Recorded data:
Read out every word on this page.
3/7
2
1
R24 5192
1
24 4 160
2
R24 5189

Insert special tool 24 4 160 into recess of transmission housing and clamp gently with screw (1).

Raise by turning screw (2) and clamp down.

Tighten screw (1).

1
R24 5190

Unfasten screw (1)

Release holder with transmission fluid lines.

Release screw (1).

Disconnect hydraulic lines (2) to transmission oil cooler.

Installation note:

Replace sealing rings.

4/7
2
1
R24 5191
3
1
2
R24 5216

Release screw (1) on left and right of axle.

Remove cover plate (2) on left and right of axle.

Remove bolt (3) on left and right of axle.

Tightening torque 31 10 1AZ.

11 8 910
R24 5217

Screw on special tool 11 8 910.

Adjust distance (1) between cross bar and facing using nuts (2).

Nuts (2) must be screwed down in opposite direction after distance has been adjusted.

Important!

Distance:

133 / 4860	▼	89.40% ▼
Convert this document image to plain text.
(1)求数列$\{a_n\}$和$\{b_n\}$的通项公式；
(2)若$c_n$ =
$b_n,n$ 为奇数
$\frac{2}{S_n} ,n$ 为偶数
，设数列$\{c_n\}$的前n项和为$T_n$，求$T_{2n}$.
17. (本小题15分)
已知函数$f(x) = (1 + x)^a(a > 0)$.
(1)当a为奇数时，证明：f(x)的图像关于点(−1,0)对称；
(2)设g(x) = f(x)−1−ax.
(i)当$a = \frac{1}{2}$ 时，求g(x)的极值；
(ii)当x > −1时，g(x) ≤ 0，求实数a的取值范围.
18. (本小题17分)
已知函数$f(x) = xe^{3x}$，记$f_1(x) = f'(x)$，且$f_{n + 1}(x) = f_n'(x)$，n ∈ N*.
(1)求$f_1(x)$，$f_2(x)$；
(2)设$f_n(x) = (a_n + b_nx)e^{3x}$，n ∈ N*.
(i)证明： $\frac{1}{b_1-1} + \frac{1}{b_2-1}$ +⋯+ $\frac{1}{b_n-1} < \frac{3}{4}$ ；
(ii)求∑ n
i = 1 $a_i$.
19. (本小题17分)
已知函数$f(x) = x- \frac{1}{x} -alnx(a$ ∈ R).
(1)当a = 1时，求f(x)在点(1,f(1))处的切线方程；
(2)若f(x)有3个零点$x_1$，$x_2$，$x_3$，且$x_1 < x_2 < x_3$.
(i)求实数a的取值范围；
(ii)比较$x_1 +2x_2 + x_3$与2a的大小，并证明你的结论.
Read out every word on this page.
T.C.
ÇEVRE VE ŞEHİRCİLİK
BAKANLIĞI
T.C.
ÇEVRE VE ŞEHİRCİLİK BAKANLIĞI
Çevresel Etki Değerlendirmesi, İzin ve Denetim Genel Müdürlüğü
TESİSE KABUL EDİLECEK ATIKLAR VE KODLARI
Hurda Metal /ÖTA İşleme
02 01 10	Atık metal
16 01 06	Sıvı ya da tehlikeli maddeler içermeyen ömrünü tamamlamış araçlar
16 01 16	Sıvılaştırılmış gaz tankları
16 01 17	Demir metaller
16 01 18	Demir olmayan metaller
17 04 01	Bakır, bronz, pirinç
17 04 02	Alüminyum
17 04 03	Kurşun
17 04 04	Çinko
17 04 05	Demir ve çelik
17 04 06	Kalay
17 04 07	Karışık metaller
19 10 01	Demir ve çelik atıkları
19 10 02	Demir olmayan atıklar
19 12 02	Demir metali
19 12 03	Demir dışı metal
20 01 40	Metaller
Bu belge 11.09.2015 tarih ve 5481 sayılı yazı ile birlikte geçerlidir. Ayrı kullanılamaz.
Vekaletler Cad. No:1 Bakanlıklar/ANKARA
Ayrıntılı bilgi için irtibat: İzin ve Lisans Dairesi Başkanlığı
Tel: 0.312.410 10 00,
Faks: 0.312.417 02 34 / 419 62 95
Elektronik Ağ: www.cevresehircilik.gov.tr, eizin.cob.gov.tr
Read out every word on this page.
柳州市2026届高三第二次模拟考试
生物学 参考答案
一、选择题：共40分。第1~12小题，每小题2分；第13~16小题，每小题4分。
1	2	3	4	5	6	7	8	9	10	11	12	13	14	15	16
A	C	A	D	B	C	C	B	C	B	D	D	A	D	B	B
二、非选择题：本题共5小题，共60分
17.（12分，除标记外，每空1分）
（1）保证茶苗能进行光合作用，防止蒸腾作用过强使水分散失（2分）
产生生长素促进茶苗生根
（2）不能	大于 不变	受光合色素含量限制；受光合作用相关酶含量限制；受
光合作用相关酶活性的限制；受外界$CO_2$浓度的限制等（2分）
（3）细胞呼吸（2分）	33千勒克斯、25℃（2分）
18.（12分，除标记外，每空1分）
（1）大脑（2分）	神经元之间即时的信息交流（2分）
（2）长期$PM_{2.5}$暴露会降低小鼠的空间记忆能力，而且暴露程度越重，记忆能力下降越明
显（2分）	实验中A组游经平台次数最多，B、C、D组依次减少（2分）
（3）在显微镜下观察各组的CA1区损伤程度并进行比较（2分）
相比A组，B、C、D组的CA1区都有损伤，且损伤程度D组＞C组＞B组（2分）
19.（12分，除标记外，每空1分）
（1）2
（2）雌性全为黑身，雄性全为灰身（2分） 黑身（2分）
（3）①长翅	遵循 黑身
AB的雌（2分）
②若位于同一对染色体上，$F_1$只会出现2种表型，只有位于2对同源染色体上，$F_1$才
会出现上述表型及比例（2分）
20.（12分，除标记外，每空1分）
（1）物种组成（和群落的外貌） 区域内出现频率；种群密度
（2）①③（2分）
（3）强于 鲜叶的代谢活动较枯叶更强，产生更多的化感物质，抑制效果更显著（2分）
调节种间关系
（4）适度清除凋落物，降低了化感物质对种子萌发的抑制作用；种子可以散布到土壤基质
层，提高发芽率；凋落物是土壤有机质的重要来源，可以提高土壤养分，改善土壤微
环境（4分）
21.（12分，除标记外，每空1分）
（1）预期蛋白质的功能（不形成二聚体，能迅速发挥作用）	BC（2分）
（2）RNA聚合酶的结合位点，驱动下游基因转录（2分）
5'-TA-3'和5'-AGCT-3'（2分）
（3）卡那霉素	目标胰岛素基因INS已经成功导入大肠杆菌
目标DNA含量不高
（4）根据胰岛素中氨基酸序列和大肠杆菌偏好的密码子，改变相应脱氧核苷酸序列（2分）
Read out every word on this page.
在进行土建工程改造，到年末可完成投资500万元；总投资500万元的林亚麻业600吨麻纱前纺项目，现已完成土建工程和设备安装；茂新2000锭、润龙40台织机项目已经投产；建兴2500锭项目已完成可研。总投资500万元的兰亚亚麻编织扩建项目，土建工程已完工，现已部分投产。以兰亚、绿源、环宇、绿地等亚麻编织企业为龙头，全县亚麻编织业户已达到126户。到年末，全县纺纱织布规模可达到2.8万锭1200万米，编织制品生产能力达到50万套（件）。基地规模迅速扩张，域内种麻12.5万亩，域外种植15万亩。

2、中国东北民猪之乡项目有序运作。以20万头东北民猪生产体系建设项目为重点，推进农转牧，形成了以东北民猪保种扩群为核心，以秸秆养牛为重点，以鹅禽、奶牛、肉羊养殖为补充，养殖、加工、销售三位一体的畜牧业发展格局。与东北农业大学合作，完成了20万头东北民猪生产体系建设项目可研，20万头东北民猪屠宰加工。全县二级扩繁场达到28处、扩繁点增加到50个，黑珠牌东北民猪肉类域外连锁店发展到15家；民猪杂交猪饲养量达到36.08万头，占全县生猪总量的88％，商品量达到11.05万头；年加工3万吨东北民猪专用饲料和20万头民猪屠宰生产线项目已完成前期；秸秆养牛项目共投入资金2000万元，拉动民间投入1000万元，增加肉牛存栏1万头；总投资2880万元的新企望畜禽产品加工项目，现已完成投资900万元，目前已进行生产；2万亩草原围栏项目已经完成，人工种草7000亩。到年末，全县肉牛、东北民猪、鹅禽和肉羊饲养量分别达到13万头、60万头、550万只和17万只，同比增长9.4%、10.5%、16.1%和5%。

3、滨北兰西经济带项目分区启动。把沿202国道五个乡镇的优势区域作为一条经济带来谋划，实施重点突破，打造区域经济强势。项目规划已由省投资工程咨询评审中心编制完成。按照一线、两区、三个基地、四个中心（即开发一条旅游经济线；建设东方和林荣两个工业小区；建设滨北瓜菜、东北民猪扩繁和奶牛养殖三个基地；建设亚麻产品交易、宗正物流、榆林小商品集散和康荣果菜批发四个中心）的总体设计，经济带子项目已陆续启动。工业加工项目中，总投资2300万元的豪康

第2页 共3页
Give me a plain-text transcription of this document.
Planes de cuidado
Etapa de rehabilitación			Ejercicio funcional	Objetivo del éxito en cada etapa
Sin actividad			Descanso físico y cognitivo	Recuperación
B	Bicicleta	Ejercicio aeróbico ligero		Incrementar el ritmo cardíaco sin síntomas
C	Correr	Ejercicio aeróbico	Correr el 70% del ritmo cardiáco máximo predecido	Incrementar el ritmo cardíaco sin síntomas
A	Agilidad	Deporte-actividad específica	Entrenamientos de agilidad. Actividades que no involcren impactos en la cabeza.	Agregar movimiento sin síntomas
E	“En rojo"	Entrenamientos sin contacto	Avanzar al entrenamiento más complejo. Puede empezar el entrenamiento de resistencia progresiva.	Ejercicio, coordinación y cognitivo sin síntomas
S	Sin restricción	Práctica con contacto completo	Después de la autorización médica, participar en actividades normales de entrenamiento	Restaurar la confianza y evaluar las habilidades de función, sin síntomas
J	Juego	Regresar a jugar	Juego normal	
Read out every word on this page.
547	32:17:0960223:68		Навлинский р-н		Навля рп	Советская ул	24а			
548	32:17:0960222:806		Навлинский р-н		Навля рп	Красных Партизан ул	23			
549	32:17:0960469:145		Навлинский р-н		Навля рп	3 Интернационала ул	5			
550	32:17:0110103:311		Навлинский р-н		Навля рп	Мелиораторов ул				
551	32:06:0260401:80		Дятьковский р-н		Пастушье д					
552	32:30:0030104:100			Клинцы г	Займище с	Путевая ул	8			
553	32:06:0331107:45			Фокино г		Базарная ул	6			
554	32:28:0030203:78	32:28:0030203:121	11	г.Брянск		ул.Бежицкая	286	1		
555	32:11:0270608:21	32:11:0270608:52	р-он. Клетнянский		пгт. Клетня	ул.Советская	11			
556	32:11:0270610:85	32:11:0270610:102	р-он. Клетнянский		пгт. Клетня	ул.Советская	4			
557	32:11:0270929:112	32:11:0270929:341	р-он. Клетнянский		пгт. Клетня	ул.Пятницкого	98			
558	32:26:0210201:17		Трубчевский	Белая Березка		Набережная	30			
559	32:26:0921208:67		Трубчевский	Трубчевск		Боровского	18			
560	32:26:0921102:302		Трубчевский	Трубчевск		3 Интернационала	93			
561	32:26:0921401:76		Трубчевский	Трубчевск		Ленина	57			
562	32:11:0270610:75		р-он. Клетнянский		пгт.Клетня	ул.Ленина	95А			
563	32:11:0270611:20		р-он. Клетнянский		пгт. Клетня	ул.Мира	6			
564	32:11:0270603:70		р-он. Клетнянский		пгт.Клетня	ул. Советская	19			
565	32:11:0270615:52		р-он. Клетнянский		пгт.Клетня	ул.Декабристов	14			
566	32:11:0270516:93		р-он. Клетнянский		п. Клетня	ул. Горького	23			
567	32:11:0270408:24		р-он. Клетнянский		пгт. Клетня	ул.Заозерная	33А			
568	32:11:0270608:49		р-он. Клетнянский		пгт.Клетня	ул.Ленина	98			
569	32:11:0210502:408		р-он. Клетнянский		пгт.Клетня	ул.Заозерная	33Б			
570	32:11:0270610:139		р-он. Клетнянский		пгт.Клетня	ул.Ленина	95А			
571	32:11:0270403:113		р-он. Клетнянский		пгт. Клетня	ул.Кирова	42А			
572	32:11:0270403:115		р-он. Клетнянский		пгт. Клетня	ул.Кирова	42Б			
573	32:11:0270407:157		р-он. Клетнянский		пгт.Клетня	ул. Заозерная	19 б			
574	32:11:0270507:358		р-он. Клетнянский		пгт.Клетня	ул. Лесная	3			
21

> **OBJECTIVE**: Search the entries for the word "İzin", then gather every line that has it.

> **COMPLETED TASK**:
Çevresel Etki Değerlendirmesi, İzin ve Denetim Genel Müdürlüğü
Ayrıntılı bilgi için irtibat: İzin ve Lisans Dairesi Başkanlığı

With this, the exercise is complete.